Your goal: Note each line where "series" appears, and copy it.

======

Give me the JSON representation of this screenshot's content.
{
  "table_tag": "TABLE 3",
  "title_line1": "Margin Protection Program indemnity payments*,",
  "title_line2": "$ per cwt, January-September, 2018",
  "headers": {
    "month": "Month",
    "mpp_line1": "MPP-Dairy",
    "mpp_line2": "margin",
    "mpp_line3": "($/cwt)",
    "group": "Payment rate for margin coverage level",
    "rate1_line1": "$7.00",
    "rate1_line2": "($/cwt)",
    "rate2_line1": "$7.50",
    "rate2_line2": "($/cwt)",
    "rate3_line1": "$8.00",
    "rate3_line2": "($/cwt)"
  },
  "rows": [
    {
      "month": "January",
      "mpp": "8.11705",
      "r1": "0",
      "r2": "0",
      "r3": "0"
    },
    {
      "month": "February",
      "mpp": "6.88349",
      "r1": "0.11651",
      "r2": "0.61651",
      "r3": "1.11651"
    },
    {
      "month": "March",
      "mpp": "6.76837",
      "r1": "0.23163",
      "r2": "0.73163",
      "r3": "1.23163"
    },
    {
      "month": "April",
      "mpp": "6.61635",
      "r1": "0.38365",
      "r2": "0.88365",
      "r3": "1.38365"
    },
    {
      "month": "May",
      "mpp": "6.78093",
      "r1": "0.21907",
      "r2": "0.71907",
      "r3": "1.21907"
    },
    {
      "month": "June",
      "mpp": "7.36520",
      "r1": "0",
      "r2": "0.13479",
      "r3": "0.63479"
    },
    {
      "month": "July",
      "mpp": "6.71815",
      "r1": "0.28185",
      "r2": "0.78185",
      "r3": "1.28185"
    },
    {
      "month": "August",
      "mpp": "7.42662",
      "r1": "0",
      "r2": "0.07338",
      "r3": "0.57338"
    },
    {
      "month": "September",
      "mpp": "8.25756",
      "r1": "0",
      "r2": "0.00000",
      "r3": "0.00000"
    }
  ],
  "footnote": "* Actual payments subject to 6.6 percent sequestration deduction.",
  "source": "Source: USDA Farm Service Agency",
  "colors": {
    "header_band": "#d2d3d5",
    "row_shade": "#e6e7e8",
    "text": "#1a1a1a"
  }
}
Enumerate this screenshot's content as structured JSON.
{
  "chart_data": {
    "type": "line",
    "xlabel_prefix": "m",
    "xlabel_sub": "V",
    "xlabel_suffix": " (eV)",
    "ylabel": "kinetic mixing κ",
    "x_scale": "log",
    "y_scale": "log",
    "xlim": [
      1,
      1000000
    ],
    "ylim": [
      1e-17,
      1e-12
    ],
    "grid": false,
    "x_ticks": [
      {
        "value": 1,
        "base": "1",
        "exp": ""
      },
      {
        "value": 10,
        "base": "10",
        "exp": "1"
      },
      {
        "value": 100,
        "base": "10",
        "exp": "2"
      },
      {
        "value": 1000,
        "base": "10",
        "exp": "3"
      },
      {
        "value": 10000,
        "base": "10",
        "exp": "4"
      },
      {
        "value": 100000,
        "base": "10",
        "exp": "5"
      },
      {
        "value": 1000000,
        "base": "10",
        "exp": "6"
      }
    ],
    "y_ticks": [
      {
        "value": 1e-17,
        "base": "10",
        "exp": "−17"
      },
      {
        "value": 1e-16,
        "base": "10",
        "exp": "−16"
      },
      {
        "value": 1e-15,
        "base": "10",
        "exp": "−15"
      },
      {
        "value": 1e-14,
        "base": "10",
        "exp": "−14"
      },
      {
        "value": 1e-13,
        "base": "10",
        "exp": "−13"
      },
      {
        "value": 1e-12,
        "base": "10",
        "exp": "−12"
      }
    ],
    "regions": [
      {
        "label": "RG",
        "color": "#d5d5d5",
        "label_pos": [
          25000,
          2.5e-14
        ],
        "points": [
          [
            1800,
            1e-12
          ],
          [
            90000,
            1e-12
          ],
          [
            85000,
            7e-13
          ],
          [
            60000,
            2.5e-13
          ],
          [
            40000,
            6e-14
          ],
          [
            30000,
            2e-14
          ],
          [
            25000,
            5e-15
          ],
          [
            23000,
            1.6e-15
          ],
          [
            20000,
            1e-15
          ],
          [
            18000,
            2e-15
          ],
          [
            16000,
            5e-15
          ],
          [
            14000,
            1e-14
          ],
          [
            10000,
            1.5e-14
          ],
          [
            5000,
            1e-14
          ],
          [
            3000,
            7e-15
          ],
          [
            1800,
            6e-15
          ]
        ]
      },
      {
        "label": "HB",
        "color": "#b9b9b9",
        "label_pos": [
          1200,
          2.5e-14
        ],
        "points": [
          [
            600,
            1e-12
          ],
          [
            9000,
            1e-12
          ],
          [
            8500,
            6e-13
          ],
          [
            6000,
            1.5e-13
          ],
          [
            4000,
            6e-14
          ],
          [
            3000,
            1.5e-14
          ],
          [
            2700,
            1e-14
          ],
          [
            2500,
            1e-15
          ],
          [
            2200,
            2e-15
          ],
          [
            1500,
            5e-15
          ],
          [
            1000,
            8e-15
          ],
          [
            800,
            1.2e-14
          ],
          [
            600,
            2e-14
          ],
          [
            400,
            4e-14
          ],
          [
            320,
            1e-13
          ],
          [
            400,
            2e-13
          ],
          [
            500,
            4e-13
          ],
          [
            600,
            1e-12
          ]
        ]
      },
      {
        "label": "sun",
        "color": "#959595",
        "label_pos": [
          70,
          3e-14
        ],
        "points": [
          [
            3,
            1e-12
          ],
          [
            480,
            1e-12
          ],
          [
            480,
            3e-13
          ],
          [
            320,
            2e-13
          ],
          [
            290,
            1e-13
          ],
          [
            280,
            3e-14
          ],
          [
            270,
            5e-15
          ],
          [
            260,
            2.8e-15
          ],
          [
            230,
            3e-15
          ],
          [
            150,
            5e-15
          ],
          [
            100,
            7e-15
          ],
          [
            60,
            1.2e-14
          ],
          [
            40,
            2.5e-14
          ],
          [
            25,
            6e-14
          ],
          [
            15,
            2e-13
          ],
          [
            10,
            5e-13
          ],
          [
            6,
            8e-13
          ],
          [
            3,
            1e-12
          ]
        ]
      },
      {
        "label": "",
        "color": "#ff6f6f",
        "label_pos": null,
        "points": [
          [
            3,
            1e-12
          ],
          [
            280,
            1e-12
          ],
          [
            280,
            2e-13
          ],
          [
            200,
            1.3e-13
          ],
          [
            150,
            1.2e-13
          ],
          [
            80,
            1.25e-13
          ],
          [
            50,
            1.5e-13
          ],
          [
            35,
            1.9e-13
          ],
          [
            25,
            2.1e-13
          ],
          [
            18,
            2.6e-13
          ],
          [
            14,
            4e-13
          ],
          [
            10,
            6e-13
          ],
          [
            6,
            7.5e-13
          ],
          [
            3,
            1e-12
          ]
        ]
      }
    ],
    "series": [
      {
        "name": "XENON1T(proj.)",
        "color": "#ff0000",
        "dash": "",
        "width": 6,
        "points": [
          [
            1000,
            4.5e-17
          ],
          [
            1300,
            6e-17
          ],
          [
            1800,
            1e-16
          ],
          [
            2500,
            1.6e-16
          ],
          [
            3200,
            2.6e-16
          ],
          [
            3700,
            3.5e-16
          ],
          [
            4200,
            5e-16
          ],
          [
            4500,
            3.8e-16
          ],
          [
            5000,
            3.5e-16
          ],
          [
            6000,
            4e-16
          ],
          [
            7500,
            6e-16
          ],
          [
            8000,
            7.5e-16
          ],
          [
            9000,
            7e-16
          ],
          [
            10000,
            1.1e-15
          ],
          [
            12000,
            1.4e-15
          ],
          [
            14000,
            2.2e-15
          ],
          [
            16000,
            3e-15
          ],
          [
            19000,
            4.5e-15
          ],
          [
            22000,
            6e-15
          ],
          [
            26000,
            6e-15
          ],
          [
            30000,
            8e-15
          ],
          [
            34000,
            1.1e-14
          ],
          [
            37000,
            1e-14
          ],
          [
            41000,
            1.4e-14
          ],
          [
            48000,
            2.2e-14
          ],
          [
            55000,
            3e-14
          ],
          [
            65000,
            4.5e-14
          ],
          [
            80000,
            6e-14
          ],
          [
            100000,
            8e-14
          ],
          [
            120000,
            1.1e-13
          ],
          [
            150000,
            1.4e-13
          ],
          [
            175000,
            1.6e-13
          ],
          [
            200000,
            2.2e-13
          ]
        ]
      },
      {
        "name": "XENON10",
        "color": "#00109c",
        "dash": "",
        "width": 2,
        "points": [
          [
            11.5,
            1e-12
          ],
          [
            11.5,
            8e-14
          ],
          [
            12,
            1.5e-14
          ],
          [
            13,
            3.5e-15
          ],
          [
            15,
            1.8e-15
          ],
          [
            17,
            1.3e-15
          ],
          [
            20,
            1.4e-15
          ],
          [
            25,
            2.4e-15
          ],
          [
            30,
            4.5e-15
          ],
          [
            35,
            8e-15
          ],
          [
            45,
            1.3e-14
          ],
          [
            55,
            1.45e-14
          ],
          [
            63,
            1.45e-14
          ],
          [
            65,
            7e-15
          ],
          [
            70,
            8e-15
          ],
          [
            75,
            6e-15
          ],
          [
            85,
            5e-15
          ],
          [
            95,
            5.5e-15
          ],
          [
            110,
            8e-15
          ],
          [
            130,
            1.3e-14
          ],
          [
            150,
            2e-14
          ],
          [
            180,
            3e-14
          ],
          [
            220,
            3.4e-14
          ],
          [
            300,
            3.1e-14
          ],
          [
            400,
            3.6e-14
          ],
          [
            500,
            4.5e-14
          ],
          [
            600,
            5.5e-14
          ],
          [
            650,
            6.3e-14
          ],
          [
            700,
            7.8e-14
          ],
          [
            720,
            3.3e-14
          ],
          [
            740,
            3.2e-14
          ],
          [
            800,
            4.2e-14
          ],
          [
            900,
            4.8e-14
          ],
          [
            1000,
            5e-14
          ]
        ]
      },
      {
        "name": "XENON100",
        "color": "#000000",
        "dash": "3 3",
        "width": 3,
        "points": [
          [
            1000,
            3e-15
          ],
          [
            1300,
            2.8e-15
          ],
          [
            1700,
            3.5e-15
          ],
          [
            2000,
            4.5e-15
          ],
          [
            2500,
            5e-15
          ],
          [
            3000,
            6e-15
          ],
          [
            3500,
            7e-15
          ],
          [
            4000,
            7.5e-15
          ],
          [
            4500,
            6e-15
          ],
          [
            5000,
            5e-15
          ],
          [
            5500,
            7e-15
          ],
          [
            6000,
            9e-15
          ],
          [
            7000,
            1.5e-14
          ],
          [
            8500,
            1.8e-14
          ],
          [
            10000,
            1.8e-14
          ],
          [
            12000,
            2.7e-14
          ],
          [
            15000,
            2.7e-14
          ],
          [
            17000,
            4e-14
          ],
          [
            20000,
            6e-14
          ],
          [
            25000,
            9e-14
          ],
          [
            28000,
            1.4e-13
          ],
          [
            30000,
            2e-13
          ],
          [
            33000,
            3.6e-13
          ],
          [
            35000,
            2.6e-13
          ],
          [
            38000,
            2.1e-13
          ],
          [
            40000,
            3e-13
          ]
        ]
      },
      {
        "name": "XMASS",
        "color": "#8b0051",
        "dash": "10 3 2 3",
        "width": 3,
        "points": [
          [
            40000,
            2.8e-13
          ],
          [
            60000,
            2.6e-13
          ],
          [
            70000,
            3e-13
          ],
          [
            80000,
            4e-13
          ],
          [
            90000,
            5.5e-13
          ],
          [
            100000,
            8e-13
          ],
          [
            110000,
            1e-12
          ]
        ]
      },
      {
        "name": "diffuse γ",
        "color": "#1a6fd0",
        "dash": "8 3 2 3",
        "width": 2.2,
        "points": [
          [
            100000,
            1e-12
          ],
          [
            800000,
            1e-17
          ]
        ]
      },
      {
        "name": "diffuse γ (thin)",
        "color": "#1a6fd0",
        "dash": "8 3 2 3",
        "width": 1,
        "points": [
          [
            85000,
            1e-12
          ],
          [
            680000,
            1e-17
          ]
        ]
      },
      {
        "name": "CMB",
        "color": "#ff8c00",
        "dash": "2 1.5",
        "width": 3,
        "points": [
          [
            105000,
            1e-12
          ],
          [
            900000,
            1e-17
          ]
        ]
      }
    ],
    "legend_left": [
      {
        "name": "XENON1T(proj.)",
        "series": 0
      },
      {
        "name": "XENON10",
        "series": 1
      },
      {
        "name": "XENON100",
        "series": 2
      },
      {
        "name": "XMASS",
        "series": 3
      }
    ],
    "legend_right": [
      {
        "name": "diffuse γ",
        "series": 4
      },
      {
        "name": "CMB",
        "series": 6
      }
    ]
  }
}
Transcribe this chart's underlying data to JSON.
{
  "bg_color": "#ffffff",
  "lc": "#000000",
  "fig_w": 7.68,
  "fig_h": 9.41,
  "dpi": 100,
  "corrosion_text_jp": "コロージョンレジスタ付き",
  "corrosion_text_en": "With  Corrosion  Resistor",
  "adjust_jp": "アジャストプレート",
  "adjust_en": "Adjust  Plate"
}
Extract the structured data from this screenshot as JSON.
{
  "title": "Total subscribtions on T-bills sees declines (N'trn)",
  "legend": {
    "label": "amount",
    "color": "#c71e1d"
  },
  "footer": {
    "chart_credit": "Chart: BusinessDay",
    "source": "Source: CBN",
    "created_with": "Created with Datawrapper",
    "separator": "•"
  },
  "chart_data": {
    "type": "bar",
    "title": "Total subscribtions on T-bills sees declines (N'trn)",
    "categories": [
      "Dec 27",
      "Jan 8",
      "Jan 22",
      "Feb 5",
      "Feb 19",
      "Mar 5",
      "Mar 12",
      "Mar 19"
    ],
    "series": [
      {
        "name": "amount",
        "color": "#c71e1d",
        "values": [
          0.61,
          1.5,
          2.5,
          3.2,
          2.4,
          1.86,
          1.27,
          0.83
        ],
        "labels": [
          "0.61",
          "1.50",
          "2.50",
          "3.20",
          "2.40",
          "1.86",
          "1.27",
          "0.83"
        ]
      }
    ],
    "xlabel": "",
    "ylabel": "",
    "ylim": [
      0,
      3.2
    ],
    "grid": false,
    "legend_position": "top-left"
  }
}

======

Expected answer:
    "series": [
        "series": 0
        "series": 1
        "series": 2
        "series": 3
        "series": 4
        "series": 6
    "series": [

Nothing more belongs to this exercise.